Supplied data.
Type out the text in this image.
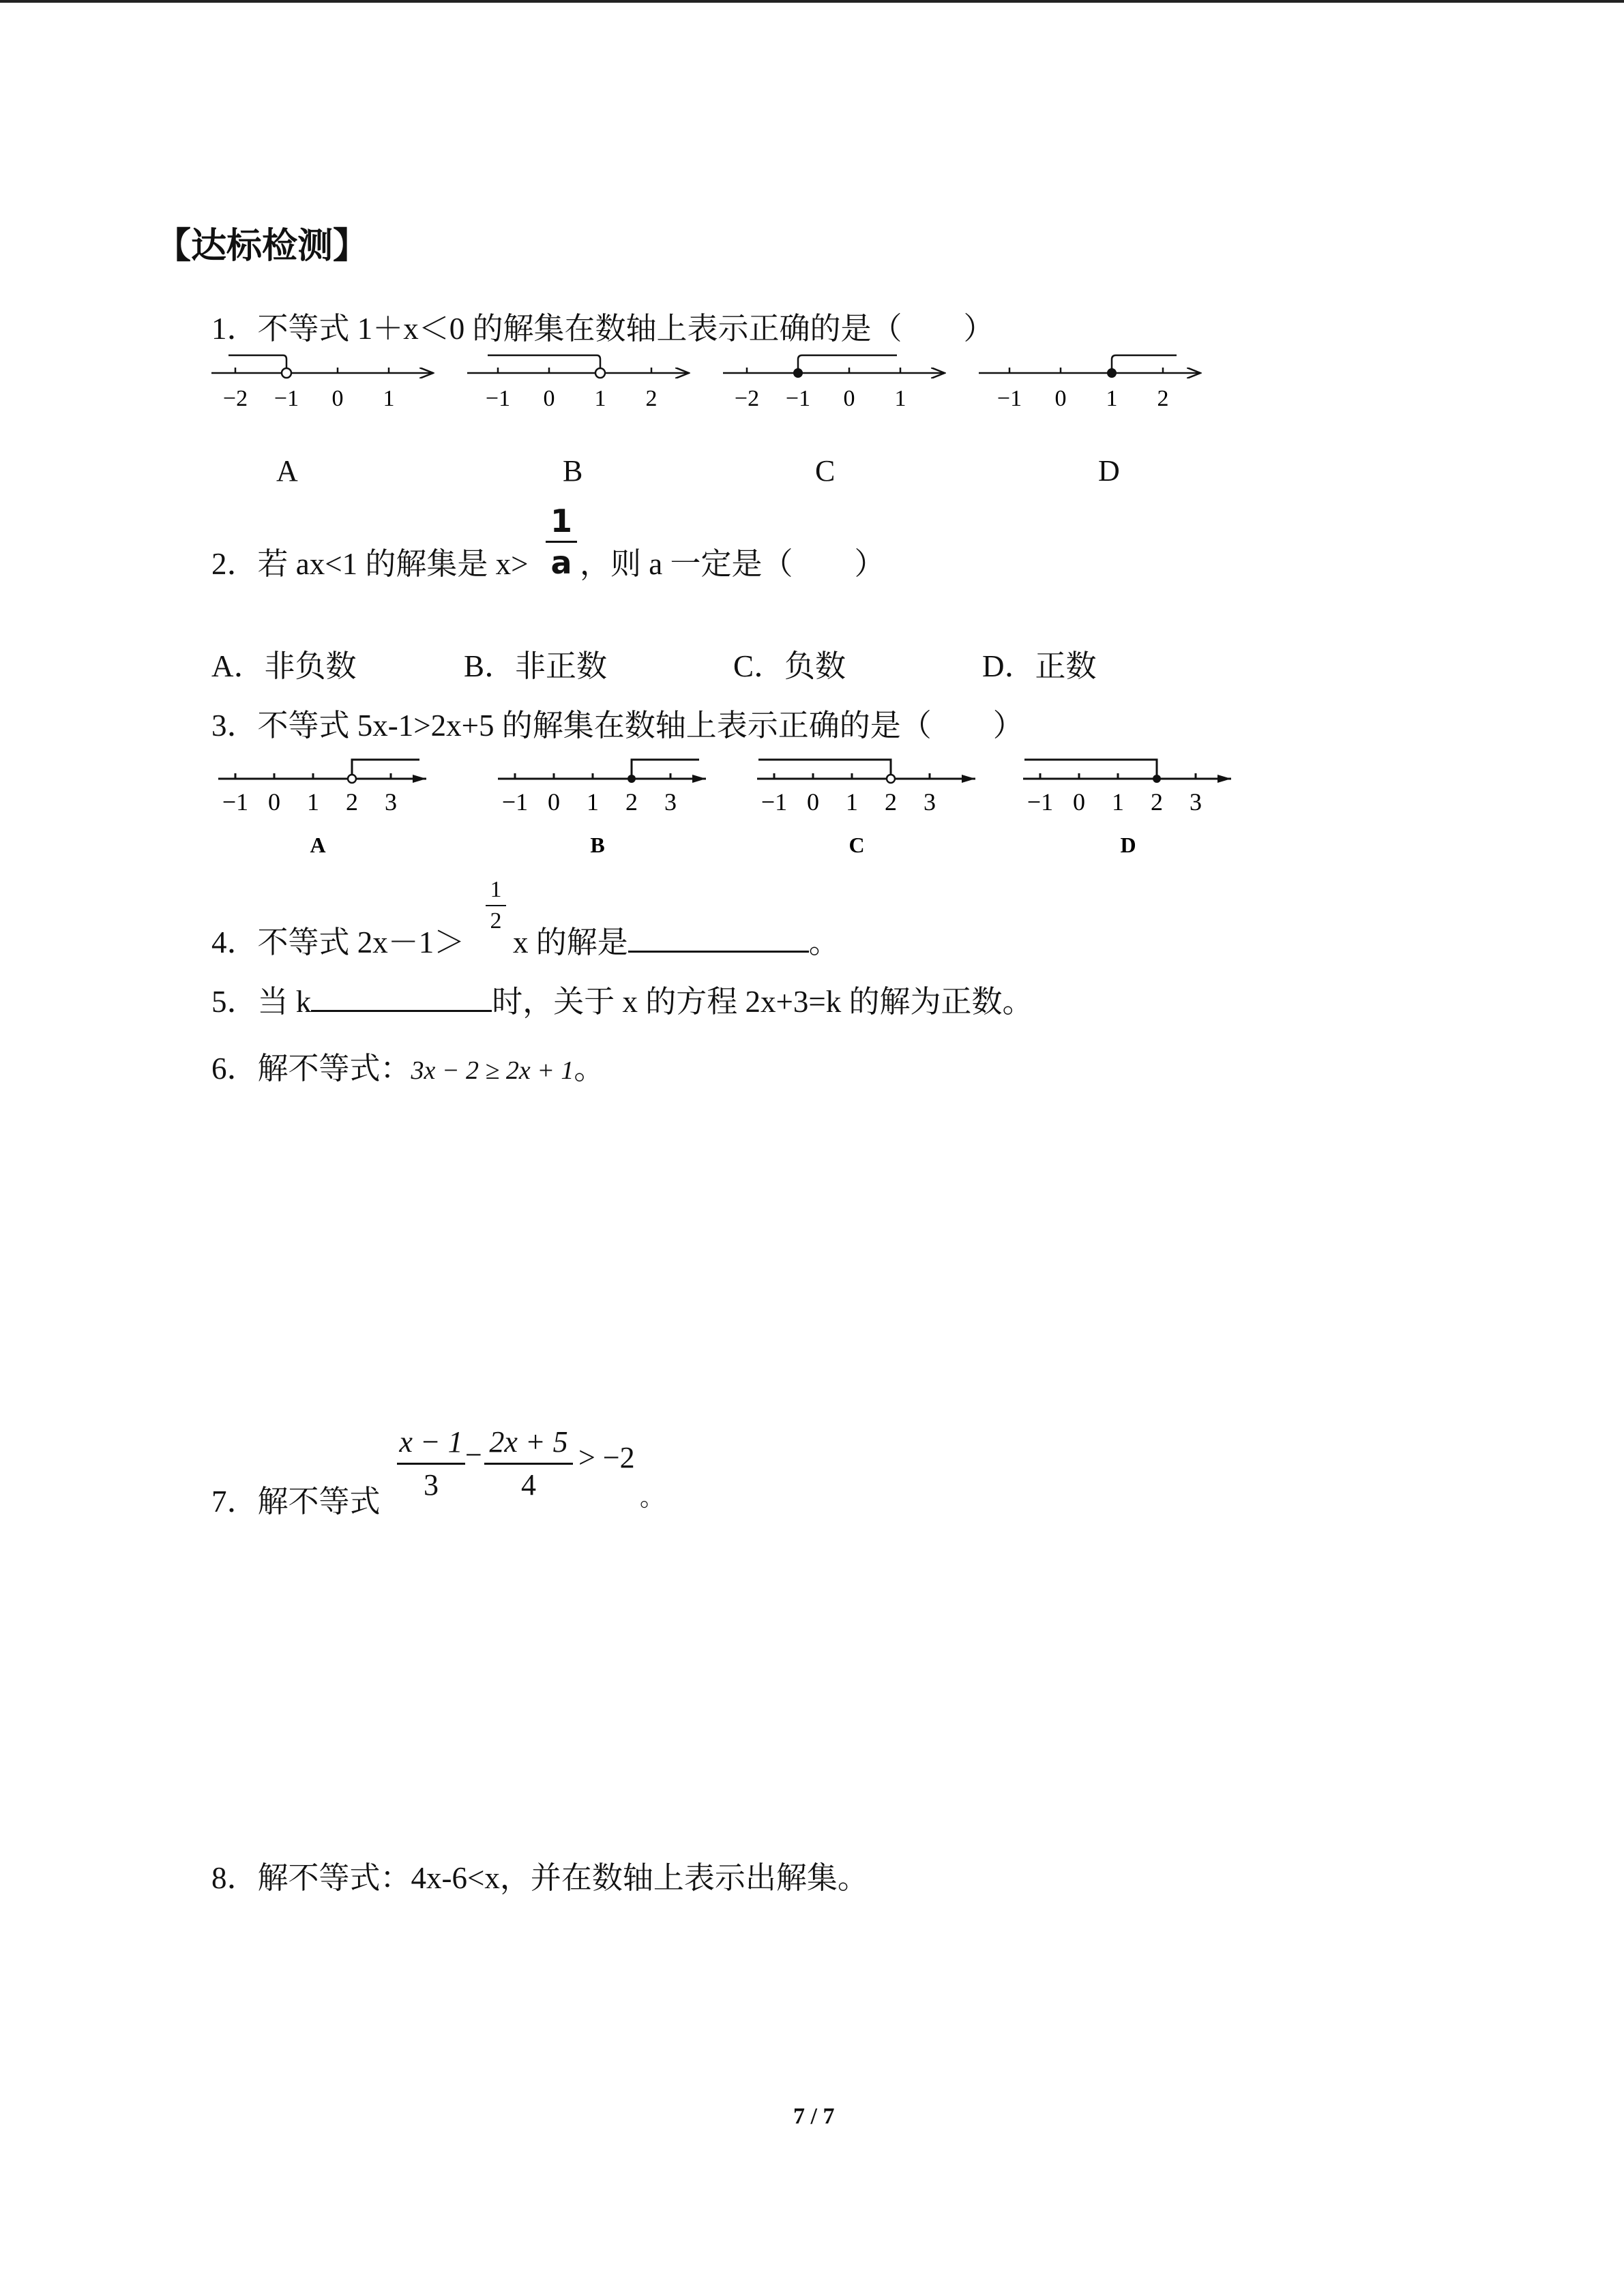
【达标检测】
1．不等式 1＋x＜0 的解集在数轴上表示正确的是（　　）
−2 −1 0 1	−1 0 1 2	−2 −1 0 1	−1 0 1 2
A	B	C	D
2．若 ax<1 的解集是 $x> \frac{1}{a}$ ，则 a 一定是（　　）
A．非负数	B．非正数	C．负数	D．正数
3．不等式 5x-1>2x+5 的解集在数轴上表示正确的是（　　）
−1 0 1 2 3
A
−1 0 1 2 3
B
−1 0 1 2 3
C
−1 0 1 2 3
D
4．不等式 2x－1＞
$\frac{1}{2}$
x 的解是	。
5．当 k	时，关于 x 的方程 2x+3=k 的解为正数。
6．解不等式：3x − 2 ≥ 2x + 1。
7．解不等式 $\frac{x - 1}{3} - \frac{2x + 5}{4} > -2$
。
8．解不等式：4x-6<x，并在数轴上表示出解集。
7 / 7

...

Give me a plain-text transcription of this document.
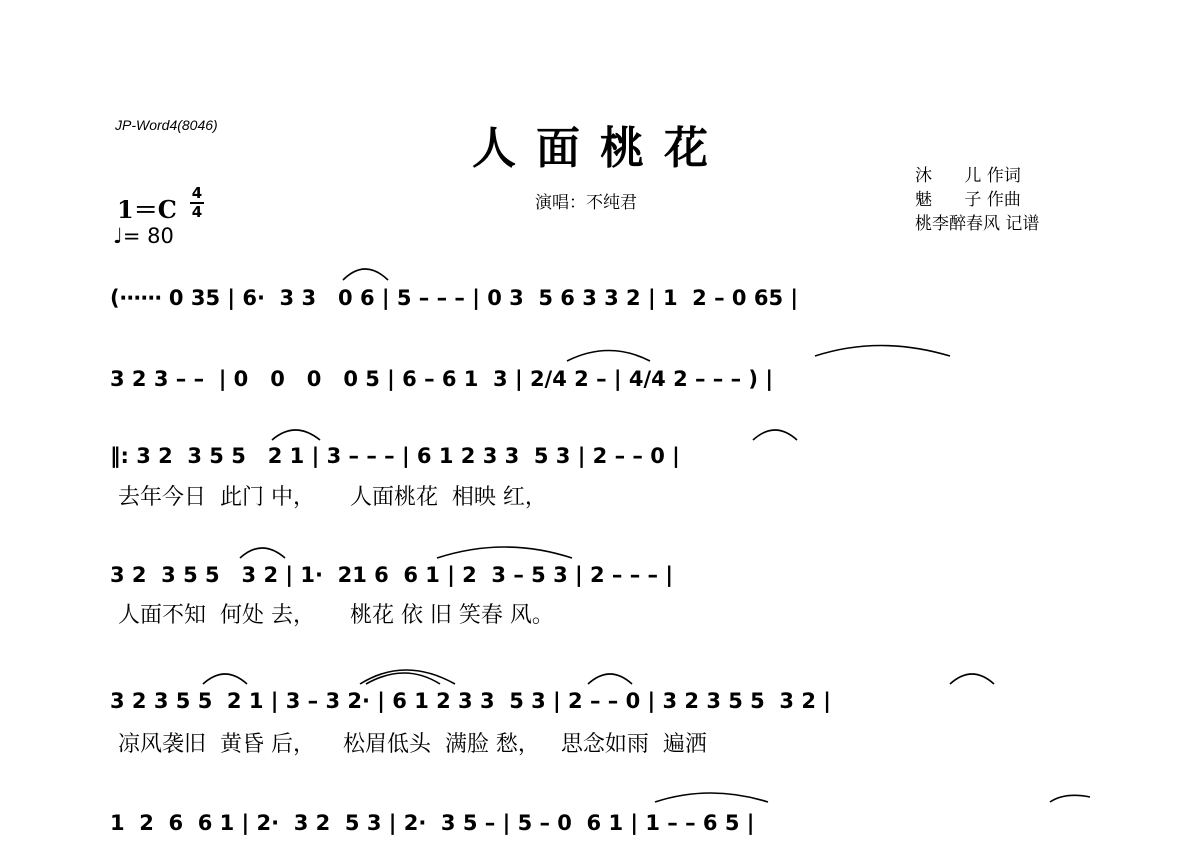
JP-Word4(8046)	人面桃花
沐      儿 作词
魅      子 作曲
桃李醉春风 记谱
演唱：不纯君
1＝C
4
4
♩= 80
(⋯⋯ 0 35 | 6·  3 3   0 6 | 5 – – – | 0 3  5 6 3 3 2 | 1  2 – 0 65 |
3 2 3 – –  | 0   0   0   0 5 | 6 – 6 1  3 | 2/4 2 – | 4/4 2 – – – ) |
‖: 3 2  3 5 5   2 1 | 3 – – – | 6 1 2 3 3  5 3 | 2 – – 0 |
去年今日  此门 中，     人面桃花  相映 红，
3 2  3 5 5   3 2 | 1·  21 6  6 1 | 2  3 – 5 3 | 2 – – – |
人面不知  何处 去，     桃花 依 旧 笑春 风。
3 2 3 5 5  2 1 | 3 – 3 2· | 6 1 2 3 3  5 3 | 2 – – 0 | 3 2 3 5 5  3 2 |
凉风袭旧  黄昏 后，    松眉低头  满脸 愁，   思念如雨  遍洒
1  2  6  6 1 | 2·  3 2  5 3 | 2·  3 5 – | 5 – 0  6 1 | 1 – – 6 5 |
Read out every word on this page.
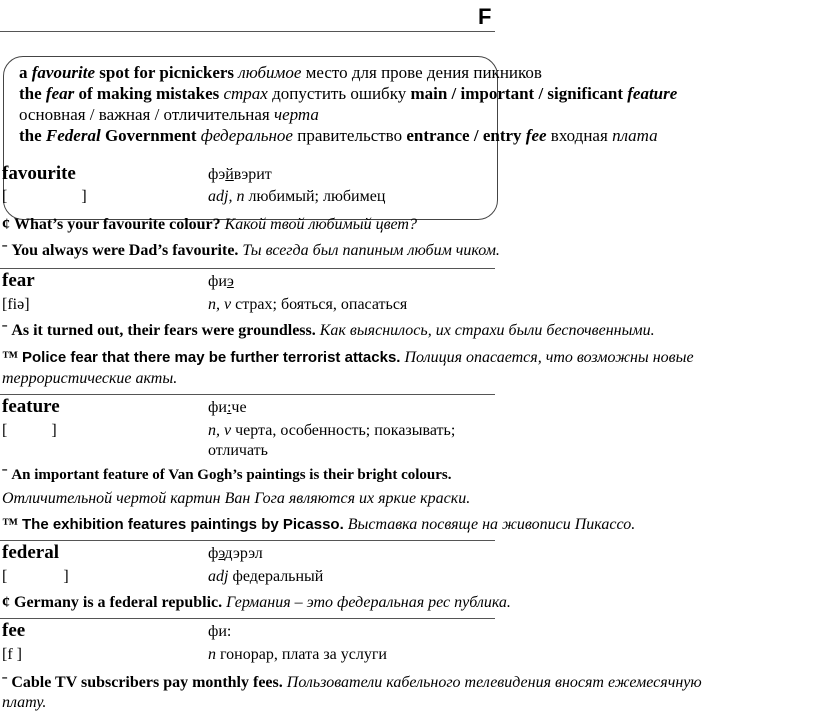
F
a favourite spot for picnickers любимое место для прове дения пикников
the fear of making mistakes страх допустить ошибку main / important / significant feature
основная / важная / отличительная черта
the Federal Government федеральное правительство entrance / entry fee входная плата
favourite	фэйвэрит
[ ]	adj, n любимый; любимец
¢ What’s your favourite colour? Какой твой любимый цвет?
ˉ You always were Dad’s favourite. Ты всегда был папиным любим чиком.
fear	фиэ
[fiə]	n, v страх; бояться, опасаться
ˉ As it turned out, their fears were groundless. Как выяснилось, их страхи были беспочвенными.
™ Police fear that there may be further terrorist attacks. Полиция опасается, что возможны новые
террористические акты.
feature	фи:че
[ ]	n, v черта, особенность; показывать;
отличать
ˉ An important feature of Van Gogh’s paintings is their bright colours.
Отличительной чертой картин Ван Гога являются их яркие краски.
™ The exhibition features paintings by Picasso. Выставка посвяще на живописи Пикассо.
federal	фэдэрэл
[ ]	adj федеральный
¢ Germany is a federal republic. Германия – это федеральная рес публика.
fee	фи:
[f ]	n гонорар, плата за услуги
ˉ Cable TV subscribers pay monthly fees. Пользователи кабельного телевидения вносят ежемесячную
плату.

--

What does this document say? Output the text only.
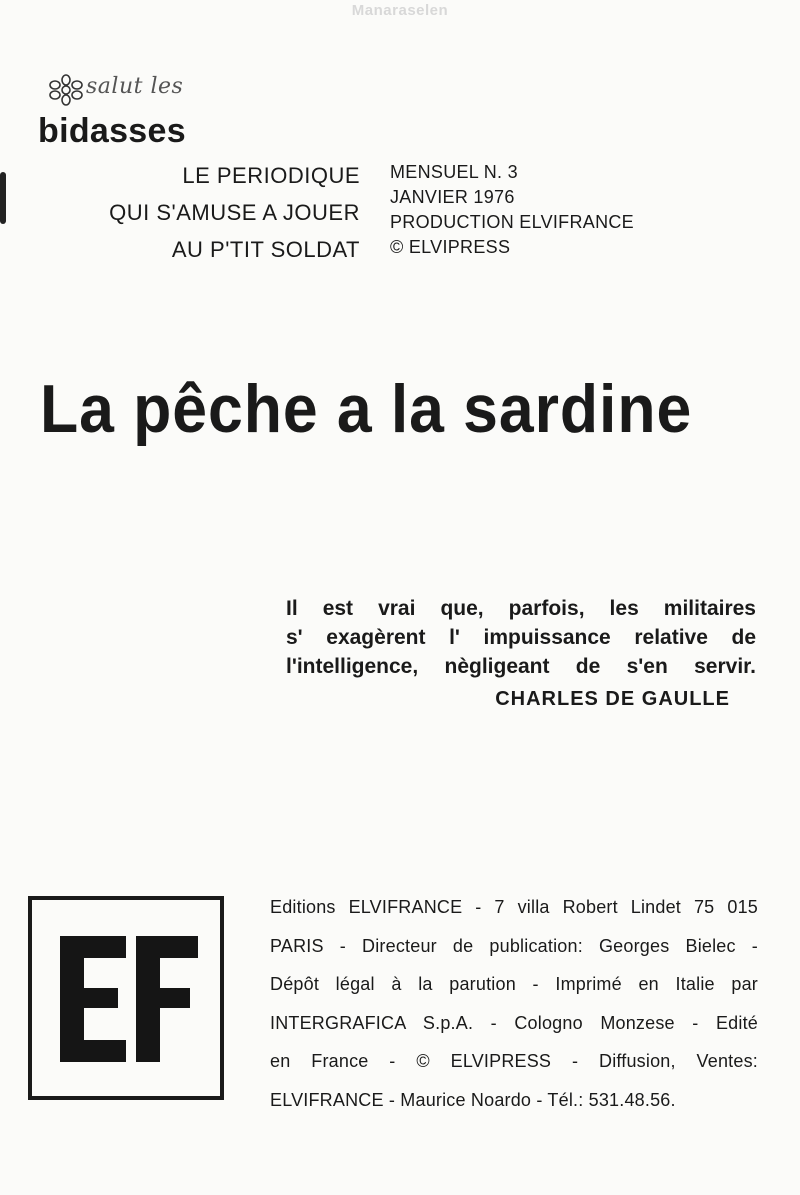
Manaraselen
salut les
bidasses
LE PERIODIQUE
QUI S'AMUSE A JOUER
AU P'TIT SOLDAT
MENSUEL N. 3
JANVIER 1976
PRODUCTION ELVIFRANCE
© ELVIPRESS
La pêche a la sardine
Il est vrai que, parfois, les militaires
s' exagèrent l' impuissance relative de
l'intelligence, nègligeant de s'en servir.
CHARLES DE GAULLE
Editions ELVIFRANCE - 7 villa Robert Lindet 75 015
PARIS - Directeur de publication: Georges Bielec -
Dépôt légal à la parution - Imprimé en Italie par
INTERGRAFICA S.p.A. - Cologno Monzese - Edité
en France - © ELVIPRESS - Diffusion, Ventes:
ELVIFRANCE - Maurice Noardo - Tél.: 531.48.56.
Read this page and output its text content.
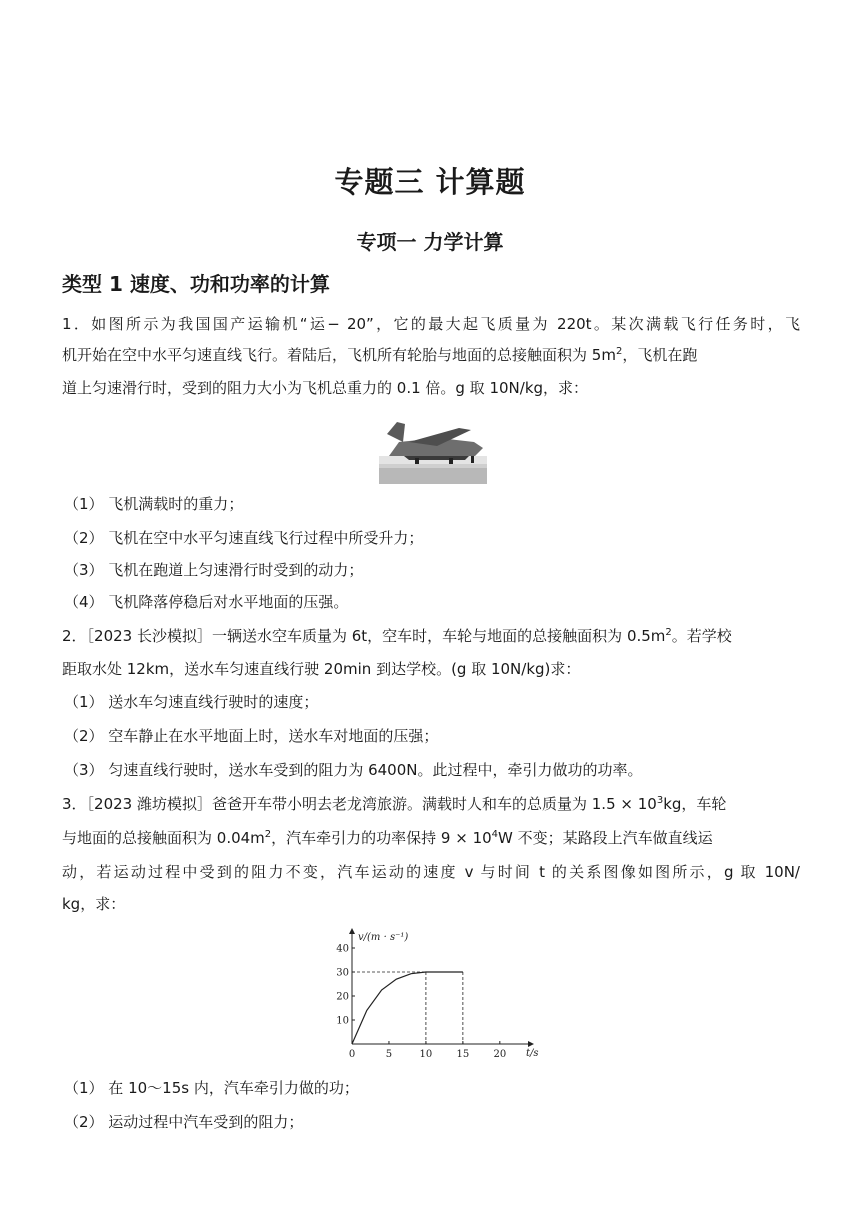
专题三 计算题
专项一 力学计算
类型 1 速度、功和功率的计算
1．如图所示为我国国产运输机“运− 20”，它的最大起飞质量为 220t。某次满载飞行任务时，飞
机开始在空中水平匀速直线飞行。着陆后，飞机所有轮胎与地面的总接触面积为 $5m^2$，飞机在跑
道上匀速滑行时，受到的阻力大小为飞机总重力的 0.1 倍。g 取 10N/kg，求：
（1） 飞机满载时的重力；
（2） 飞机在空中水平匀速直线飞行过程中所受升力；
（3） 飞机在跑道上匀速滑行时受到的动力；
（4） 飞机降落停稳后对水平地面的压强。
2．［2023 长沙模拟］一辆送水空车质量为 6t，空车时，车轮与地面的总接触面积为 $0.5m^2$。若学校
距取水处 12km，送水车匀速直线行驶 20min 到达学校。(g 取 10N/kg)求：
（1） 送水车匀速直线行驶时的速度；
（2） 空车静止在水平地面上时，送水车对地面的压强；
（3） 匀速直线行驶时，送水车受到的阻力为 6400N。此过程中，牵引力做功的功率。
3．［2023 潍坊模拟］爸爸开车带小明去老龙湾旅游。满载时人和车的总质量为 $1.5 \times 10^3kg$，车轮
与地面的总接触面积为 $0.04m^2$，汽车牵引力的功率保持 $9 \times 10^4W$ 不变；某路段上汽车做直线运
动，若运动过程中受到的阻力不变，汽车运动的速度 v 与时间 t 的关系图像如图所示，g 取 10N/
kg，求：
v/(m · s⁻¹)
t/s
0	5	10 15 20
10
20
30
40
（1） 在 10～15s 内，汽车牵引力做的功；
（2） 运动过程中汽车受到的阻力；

Written task.
Scan the material above for the string "ELVIFRANCE" and return the lines that hold it.

Written response.
PRODUCTION ELVIFRANCE
Editions ELVIFRANCE - 7 villa Robert Lindet 75 015
ELVIFRANCE - Maurice Noardo - Tél.: 531.48.56.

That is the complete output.